Copy every line of the listing that holds the string "data".

:: INFORMATION SUPPLIED ::

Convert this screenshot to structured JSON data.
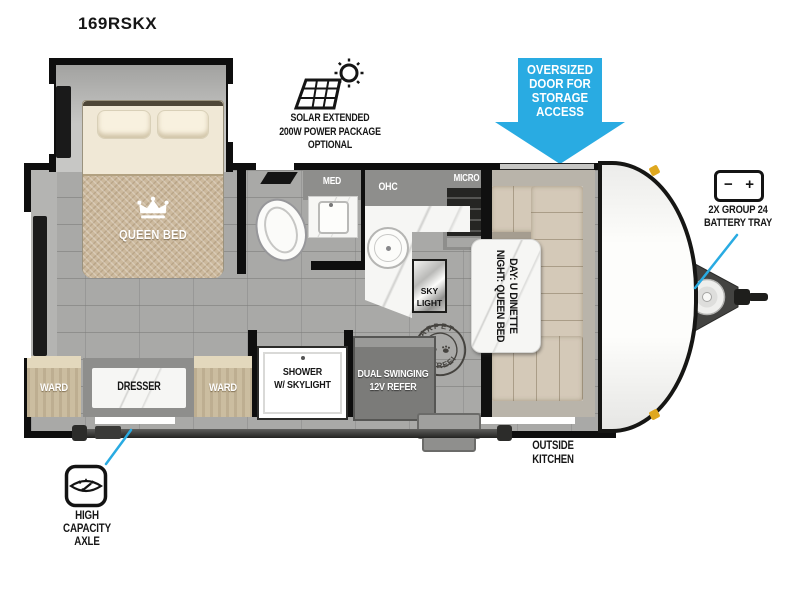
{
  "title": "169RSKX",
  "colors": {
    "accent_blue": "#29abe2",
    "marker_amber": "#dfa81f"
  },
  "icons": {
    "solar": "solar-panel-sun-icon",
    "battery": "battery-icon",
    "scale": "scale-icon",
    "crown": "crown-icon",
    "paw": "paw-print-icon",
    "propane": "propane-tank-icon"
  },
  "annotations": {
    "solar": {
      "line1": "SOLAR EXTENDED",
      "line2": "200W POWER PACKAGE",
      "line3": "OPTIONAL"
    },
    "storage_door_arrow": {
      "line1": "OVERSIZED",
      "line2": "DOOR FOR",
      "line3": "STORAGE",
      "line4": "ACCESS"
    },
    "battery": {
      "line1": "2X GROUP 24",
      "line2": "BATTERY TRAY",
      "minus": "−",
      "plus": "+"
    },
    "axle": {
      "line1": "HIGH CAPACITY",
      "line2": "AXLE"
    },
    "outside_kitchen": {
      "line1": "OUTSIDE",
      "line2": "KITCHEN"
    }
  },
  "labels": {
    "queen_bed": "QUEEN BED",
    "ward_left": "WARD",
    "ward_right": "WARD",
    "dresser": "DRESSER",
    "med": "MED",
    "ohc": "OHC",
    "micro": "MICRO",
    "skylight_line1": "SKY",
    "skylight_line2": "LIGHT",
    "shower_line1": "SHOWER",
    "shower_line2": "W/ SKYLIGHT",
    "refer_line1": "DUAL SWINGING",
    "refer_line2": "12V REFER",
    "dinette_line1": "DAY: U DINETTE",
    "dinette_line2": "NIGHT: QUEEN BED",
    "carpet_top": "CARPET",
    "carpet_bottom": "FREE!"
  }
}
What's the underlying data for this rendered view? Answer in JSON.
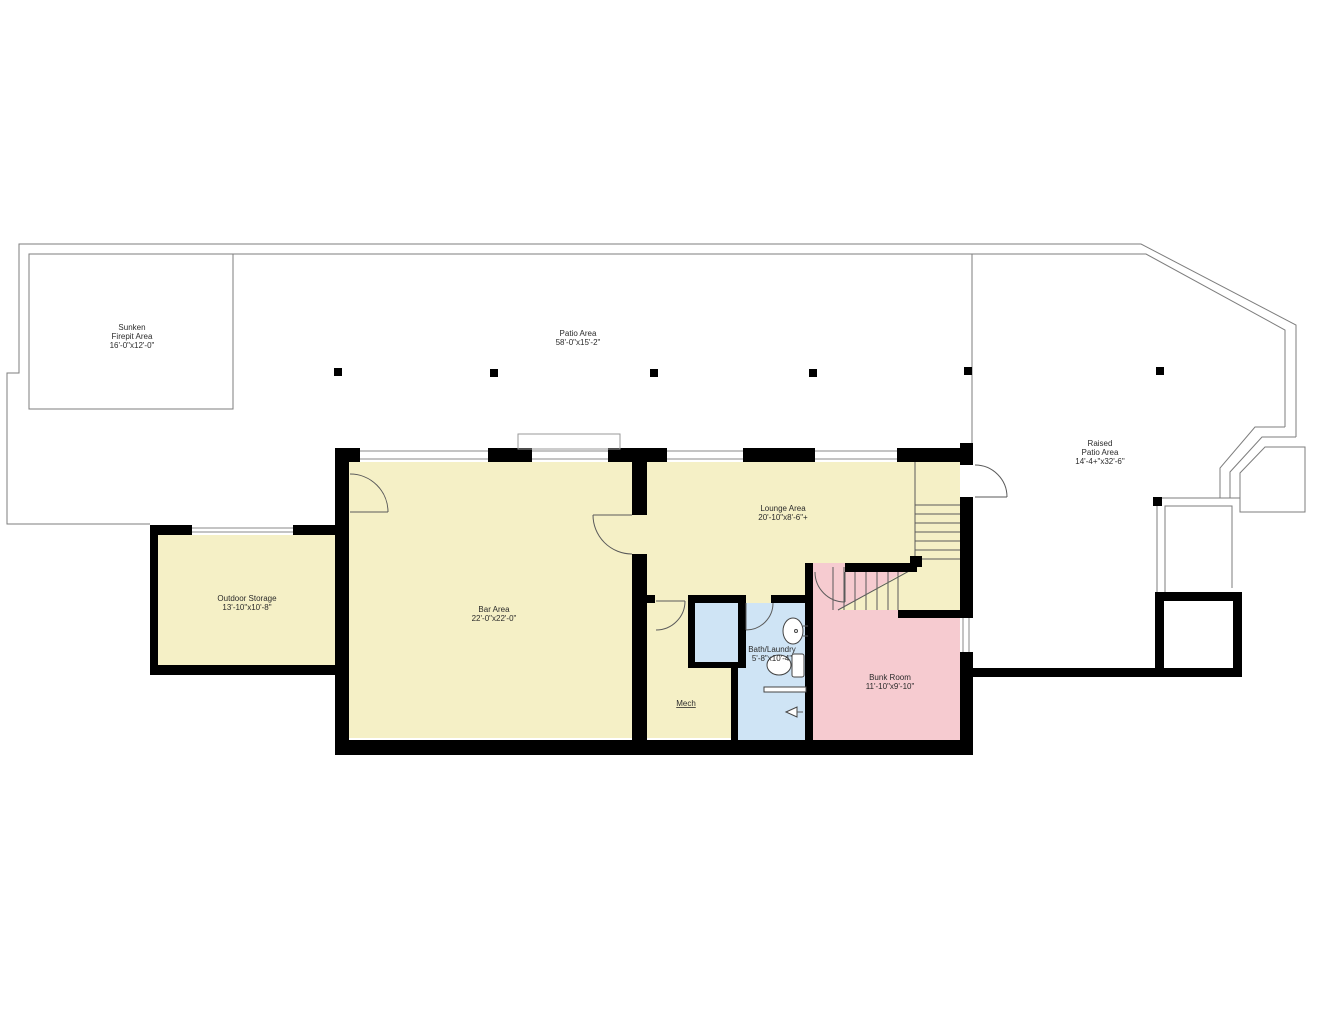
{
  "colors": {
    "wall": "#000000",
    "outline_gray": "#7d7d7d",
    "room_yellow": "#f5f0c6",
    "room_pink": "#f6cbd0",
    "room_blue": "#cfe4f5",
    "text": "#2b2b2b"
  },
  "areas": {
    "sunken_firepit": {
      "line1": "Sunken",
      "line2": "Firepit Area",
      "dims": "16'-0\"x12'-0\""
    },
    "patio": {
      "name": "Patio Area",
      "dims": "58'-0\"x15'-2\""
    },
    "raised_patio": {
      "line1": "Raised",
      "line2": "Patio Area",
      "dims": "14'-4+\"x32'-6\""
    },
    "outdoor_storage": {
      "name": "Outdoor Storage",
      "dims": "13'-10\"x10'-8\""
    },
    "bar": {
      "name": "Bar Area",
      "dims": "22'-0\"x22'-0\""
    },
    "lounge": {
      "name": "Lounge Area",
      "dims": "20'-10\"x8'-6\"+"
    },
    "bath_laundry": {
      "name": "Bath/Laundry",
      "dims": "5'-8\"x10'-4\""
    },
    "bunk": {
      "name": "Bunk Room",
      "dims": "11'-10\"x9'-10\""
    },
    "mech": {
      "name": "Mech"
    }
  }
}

:::
:: INFORMATION SUPPLIED ::

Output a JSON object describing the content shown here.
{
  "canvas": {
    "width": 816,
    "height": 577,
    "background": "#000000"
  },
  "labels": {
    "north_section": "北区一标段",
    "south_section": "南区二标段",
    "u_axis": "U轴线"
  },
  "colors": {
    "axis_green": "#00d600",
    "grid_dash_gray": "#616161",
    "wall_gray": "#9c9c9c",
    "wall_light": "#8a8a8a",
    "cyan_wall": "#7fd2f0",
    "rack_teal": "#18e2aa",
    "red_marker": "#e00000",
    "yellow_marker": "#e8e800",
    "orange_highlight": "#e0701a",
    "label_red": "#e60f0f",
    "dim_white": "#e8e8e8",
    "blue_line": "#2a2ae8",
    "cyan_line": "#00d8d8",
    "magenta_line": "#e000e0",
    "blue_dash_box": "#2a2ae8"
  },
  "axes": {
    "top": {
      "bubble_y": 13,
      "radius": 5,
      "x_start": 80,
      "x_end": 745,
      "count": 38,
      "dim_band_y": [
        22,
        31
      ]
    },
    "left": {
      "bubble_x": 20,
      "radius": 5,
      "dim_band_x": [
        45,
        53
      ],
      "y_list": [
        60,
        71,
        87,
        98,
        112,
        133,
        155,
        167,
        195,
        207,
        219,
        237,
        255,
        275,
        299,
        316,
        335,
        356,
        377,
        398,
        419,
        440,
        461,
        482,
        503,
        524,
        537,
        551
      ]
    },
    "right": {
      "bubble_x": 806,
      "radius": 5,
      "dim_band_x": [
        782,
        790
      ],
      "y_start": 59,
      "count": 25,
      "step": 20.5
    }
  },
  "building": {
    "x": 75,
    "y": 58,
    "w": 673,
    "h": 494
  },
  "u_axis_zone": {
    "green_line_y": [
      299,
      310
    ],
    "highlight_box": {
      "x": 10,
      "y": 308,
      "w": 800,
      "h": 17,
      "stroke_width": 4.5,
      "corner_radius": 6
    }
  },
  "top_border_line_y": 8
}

:::
:: INFORMATION SUPPLIED ::

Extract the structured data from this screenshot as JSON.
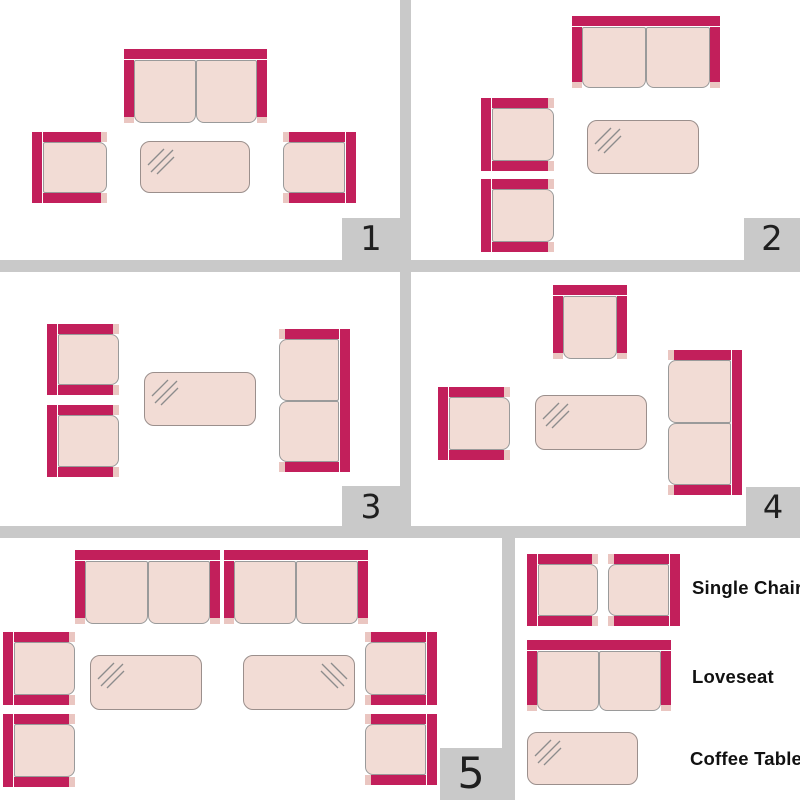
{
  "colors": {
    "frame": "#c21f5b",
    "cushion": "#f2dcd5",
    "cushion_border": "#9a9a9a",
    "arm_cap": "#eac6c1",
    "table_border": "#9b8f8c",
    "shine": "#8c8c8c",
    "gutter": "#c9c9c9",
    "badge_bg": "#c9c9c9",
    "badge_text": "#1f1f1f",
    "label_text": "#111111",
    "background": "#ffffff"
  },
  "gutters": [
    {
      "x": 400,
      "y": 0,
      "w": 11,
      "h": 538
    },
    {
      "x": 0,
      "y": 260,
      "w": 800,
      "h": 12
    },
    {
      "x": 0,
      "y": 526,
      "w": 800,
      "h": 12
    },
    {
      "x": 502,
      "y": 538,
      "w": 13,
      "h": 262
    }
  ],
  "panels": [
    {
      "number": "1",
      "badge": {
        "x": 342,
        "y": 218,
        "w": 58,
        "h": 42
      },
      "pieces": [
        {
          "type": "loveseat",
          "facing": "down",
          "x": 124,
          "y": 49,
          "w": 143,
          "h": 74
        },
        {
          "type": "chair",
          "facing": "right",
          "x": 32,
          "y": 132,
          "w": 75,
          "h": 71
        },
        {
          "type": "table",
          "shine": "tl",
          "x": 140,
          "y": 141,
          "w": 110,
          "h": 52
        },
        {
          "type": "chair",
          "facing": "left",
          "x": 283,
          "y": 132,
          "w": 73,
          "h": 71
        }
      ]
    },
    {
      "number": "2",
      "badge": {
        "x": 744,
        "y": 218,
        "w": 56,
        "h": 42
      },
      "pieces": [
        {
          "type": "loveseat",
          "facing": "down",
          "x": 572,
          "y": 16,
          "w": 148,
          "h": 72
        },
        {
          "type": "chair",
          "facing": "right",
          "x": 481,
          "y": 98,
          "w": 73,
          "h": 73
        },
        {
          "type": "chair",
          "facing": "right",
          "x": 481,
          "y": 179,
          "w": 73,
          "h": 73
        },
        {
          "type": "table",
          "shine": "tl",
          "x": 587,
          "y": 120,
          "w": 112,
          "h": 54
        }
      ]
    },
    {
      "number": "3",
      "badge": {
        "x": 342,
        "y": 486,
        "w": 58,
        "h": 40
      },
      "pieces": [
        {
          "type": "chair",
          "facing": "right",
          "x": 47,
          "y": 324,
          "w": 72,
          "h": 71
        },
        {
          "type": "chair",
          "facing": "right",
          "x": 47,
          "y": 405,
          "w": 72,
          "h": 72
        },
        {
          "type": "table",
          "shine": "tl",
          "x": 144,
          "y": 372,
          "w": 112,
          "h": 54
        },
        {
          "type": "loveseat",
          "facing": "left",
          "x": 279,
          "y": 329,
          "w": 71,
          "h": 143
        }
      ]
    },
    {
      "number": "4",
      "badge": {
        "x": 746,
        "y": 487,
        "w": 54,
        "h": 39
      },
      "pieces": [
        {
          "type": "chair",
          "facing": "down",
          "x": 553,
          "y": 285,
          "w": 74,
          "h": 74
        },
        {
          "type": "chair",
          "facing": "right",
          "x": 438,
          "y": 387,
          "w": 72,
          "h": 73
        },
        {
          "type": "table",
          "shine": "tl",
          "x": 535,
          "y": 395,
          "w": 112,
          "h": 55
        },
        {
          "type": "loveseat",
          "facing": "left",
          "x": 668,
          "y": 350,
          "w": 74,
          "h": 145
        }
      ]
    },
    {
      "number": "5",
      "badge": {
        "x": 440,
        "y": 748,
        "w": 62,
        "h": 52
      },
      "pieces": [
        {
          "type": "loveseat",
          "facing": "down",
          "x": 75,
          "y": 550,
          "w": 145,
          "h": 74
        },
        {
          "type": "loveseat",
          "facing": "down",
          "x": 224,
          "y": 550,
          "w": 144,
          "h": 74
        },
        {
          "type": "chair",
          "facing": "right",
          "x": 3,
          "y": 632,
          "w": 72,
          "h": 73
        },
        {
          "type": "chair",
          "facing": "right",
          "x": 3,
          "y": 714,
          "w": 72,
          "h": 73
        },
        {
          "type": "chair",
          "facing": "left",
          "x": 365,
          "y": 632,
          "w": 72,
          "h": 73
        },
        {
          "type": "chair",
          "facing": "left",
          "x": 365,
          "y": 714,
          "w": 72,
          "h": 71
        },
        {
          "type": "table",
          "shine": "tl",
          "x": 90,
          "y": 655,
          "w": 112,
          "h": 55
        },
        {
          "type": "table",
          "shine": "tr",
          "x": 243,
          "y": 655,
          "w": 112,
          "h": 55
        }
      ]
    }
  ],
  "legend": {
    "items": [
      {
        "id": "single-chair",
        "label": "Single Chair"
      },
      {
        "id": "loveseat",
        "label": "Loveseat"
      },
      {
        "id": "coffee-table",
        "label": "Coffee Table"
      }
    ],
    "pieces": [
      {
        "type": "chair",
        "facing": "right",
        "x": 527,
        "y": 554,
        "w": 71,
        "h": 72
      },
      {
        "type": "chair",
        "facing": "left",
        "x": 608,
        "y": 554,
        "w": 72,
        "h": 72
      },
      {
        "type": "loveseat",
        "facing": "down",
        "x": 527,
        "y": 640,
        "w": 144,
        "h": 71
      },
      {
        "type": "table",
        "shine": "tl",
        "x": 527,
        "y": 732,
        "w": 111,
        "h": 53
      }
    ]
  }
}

:::

### WORKED SOLUTION
Convert this screenshot to structured JSON data.
What's the underlying data for this rendered view? Answer in JSON.
Extract the structured data from this screenshot as JSON.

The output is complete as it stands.